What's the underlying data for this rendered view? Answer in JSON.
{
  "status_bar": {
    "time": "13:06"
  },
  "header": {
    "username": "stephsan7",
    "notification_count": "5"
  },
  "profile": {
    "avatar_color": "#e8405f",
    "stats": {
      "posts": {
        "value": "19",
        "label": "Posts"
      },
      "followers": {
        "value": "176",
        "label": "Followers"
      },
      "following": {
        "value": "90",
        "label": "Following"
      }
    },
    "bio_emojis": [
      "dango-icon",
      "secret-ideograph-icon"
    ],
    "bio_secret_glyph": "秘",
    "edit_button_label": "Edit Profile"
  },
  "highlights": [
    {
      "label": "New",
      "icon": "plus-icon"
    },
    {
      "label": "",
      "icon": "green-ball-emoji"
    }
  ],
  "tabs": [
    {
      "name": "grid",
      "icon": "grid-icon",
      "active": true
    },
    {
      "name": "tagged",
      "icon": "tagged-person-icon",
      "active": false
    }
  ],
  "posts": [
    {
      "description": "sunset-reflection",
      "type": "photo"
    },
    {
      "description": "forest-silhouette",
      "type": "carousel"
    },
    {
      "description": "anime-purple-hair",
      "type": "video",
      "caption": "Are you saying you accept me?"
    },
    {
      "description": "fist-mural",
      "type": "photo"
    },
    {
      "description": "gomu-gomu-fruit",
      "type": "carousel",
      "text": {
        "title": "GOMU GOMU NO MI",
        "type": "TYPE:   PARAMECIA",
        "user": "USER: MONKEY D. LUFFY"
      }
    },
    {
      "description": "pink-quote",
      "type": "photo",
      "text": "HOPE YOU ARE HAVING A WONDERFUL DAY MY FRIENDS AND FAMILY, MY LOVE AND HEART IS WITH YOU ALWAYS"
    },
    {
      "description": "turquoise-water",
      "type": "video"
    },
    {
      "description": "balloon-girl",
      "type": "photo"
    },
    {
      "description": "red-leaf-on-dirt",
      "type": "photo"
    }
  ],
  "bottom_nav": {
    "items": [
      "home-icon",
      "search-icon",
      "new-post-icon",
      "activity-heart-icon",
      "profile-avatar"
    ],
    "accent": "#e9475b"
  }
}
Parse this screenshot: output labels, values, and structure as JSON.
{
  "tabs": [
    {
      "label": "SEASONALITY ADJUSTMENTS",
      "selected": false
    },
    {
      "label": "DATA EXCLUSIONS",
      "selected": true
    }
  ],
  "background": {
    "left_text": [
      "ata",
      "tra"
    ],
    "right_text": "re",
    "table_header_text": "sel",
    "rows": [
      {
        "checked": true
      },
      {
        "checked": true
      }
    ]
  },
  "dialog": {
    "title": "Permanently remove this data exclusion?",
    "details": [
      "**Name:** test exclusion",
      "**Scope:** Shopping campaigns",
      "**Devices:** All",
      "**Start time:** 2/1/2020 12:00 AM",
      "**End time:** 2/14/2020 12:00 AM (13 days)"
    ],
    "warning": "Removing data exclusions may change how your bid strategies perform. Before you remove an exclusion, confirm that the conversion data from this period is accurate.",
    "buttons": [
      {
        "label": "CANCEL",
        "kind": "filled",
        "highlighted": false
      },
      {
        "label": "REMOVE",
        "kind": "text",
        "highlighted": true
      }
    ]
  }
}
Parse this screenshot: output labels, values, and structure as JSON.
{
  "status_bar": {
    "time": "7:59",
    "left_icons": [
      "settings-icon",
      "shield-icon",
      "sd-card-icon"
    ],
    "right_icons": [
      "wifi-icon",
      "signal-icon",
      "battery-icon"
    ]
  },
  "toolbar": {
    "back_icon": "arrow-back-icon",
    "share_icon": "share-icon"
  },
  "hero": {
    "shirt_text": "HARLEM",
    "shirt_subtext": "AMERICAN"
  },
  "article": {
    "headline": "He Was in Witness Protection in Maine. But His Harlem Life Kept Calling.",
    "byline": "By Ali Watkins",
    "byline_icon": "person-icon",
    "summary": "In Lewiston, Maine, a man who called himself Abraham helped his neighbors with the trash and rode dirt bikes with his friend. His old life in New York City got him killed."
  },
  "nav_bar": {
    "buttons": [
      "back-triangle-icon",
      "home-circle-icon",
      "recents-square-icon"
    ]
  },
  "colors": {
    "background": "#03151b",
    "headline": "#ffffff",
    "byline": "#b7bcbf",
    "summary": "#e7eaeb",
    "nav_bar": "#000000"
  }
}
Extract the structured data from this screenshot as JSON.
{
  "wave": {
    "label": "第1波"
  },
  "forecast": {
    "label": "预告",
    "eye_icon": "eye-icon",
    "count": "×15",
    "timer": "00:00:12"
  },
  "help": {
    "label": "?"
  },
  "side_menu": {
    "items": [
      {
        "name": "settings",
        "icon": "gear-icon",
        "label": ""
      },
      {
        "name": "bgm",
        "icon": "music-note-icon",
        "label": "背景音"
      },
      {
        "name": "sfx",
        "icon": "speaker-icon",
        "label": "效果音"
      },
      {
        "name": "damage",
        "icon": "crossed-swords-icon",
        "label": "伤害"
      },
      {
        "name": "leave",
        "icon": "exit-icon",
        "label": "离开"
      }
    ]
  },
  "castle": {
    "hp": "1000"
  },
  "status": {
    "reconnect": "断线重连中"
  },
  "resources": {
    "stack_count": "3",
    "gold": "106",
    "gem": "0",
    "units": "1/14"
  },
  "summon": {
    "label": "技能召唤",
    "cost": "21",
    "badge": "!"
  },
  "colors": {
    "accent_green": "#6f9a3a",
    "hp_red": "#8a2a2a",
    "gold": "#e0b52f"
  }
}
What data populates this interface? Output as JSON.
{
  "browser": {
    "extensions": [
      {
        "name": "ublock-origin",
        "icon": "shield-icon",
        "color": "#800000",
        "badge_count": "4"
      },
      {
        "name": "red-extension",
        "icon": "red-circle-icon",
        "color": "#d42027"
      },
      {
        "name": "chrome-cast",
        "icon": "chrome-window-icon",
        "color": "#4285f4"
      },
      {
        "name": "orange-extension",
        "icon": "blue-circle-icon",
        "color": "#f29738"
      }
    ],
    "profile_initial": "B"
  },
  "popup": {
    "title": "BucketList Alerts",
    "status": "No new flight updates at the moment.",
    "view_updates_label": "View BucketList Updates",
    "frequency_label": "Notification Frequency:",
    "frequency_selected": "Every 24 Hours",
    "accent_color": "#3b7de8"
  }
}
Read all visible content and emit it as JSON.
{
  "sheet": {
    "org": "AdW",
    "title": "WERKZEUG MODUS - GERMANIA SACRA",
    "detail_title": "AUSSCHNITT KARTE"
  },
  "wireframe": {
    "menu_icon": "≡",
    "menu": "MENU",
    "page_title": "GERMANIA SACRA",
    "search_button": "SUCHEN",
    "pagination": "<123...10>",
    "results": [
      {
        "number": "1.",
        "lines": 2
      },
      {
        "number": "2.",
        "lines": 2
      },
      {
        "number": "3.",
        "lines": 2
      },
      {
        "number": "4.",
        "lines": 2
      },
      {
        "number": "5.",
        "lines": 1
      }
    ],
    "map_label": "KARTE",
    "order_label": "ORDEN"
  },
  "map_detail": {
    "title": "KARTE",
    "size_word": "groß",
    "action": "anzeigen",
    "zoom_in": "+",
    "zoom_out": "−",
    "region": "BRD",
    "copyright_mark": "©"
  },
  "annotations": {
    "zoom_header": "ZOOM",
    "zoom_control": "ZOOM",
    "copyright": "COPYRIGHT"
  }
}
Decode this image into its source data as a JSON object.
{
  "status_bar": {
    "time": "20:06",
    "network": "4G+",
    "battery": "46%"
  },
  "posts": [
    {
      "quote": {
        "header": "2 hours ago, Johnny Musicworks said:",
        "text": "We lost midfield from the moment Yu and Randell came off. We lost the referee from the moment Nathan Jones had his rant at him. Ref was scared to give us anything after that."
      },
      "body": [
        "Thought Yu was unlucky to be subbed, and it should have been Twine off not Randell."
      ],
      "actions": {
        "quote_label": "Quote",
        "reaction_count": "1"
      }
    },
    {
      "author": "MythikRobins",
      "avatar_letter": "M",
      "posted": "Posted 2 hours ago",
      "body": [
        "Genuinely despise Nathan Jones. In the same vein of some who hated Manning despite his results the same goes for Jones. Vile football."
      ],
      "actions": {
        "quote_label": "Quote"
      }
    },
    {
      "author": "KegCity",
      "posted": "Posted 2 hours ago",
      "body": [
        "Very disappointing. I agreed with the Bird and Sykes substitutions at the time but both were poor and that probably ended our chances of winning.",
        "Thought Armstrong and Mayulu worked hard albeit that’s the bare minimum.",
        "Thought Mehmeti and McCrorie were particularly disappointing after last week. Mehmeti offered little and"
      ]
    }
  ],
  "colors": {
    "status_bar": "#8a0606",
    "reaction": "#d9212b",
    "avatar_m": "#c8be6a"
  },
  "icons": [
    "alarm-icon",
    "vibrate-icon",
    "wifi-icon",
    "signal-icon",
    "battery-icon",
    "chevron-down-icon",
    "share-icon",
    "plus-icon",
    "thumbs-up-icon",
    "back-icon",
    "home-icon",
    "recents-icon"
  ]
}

▬▬▬▬▬▬▬▬▬▬

OBJECTIVE ▸
Copy and report every line where the word "battery" is present.

THE COMPLETED TASK ▸
      "battery-icon"
    "battery": "46%"
    "battery-icon",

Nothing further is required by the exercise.